#### WRITTEN INSTRUCTION
Return all lines below containing the word "content".

====== RECORDS SHOWN

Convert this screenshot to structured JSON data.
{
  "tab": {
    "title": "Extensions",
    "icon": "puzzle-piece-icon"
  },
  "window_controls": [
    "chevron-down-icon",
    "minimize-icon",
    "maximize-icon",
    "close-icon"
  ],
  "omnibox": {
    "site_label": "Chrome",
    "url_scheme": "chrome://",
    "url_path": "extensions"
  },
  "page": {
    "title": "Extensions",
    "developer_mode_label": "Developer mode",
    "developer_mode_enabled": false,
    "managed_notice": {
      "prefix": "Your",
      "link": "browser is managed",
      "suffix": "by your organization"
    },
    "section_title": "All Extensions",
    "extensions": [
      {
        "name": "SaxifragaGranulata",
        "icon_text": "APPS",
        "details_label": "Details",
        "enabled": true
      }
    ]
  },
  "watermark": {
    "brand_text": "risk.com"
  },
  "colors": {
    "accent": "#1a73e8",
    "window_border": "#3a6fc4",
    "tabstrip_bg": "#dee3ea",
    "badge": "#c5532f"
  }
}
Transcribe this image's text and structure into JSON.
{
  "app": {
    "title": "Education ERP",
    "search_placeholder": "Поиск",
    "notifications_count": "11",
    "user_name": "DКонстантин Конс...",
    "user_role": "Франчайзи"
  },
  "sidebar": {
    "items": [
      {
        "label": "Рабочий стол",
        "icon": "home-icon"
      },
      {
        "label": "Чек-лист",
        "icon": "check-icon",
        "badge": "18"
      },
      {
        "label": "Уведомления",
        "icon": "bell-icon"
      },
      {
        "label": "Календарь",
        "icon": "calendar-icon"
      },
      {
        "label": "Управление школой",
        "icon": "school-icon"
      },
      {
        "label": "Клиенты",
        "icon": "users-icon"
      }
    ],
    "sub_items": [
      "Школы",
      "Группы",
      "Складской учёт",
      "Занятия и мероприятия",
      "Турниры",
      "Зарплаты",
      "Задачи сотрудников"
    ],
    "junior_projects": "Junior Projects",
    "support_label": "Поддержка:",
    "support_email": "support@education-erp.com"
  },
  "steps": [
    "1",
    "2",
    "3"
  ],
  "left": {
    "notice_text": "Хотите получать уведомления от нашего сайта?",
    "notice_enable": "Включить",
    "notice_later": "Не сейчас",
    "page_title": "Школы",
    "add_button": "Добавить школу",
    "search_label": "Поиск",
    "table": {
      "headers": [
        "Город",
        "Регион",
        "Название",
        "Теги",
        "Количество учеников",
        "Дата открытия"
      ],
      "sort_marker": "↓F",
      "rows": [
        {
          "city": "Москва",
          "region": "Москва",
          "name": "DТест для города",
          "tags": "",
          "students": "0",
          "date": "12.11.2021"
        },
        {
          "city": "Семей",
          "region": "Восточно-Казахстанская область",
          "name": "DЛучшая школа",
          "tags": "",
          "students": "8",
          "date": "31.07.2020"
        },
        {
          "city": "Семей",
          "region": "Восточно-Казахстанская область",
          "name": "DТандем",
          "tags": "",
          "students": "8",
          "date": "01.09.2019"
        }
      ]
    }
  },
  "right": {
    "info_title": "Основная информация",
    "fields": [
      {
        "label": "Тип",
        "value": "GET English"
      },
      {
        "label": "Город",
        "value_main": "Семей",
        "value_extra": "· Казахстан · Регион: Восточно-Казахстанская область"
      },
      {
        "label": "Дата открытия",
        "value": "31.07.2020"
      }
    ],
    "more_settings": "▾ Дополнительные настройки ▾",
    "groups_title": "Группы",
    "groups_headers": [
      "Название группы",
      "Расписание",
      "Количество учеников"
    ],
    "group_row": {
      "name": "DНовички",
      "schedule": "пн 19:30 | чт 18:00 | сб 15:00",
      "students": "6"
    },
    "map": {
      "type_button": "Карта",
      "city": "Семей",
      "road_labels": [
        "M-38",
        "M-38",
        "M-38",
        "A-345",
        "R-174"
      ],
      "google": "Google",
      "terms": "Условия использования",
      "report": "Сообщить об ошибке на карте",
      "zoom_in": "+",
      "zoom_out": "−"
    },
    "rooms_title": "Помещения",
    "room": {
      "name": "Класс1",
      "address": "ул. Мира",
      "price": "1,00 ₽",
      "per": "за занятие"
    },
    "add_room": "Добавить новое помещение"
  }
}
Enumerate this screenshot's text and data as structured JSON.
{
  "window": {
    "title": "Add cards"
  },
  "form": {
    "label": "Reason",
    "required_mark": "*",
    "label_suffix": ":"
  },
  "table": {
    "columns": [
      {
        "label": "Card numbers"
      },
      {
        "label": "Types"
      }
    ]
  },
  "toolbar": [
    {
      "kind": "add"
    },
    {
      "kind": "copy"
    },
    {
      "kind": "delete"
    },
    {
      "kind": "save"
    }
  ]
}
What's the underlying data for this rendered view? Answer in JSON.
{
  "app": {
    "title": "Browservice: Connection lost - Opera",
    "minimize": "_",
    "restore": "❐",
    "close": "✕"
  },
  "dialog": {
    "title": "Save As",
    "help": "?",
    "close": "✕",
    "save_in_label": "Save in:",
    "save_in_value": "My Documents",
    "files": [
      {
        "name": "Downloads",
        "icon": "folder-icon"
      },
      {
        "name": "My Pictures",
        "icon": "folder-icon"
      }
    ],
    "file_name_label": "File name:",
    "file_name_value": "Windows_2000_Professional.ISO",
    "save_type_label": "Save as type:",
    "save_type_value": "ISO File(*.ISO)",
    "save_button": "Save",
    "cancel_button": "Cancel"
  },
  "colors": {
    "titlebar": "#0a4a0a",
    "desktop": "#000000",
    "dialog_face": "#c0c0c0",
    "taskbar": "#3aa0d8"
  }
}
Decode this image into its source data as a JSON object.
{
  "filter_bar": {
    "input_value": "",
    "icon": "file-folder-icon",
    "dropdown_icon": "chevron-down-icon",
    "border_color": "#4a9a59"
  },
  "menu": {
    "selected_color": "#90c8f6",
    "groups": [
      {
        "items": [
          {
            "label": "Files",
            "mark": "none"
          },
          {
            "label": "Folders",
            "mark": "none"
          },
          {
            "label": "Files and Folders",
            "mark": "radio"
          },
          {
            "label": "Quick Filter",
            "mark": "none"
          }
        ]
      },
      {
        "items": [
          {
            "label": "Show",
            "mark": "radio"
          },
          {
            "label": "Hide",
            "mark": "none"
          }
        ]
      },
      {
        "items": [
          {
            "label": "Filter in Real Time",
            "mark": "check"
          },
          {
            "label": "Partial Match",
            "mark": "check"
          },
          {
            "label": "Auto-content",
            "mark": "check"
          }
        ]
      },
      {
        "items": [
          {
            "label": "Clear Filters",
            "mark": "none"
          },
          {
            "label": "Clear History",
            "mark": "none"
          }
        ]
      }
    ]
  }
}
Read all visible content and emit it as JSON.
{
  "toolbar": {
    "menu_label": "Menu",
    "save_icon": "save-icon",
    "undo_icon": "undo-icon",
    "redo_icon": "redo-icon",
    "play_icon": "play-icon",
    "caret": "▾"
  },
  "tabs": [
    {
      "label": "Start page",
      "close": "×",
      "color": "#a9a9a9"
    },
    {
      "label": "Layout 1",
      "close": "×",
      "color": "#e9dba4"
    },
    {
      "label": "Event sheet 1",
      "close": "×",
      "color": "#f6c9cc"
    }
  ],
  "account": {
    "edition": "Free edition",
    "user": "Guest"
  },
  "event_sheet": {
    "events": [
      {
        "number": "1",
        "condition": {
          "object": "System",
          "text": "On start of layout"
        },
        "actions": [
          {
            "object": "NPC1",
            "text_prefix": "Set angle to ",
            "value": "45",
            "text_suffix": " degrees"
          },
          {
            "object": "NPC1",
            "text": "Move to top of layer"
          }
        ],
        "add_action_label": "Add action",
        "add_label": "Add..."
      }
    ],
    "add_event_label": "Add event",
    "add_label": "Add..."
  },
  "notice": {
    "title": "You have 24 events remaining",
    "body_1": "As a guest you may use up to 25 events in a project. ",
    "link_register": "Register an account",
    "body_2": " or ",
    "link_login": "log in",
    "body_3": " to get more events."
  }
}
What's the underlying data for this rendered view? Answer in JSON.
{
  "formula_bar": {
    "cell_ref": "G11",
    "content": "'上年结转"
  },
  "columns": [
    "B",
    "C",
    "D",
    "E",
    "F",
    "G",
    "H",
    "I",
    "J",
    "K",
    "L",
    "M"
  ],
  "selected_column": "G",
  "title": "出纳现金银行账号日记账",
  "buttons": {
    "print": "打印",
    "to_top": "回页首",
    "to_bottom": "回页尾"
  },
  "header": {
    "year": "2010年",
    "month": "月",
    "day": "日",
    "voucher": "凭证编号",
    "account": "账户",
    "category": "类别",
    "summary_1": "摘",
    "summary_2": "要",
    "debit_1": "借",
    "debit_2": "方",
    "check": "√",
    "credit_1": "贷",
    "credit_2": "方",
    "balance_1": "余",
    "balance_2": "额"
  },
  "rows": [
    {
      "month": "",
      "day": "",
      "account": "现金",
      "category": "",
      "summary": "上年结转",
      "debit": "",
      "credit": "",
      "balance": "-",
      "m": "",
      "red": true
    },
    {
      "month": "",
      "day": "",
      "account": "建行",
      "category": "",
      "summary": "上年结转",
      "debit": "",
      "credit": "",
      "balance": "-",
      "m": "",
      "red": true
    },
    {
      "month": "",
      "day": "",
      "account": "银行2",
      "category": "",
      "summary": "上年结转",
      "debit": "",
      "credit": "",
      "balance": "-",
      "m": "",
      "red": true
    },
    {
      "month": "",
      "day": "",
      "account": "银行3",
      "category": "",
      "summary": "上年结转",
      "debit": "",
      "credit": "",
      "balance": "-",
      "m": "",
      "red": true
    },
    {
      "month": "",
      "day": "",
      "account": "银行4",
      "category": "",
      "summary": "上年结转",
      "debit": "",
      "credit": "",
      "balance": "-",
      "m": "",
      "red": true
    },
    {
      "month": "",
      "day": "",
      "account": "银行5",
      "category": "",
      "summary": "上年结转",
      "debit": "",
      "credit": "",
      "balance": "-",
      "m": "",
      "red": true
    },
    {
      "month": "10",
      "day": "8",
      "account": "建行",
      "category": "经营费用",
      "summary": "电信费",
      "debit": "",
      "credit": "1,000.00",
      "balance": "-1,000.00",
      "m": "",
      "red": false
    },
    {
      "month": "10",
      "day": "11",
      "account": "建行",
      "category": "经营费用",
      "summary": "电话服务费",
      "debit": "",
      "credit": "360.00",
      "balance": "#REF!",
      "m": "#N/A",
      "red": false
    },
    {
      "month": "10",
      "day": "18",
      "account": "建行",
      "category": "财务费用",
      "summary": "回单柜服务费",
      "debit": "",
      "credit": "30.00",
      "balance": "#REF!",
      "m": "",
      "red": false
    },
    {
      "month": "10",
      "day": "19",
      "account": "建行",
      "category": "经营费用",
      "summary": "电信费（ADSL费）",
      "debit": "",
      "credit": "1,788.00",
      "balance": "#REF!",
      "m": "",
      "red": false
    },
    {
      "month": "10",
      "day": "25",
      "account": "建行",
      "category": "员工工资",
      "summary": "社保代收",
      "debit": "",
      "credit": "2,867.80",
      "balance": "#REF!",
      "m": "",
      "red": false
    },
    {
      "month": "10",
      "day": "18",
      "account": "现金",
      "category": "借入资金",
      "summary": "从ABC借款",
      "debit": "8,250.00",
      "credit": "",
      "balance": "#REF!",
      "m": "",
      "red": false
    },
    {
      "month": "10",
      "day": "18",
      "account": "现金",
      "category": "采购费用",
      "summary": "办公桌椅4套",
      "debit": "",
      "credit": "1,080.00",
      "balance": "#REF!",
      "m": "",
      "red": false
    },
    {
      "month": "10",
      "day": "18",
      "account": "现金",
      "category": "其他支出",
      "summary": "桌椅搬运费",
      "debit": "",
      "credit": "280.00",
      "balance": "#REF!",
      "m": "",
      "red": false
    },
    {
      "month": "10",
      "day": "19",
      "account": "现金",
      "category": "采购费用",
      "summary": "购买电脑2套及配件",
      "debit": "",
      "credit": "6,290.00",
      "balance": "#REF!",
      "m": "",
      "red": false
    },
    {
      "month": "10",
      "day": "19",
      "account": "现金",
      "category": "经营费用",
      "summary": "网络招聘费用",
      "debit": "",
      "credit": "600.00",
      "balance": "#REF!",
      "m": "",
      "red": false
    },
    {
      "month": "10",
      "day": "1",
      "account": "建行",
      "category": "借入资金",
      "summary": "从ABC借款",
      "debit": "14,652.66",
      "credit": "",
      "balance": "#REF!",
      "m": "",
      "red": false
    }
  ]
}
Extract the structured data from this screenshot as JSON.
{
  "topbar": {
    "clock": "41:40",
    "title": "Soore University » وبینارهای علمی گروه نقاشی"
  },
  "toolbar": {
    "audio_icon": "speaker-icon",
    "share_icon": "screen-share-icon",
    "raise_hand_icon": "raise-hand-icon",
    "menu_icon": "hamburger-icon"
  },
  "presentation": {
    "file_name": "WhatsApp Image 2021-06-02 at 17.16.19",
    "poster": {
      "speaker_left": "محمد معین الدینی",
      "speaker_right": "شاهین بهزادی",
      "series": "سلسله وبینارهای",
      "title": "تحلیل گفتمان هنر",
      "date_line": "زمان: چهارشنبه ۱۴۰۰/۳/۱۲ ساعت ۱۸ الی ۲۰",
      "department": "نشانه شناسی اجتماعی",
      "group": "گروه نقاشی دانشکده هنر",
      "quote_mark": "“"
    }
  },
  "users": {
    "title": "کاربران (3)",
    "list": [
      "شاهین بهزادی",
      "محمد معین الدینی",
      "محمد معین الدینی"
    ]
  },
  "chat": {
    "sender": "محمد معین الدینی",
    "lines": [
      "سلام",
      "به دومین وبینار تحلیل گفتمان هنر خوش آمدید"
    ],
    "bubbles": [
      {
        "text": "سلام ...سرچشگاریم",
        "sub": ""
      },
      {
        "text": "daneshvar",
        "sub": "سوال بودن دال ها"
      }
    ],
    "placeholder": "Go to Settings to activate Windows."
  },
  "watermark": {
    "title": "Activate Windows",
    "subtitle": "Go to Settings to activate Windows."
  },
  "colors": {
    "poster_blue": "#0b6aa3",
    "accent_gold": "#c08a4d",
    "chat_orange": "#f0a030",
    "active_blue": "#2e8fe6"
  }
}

============

#### SOLUTION
            "label": "Auto-content",
Read all visible content and emit it as JSON.
    "content": "'上年结转"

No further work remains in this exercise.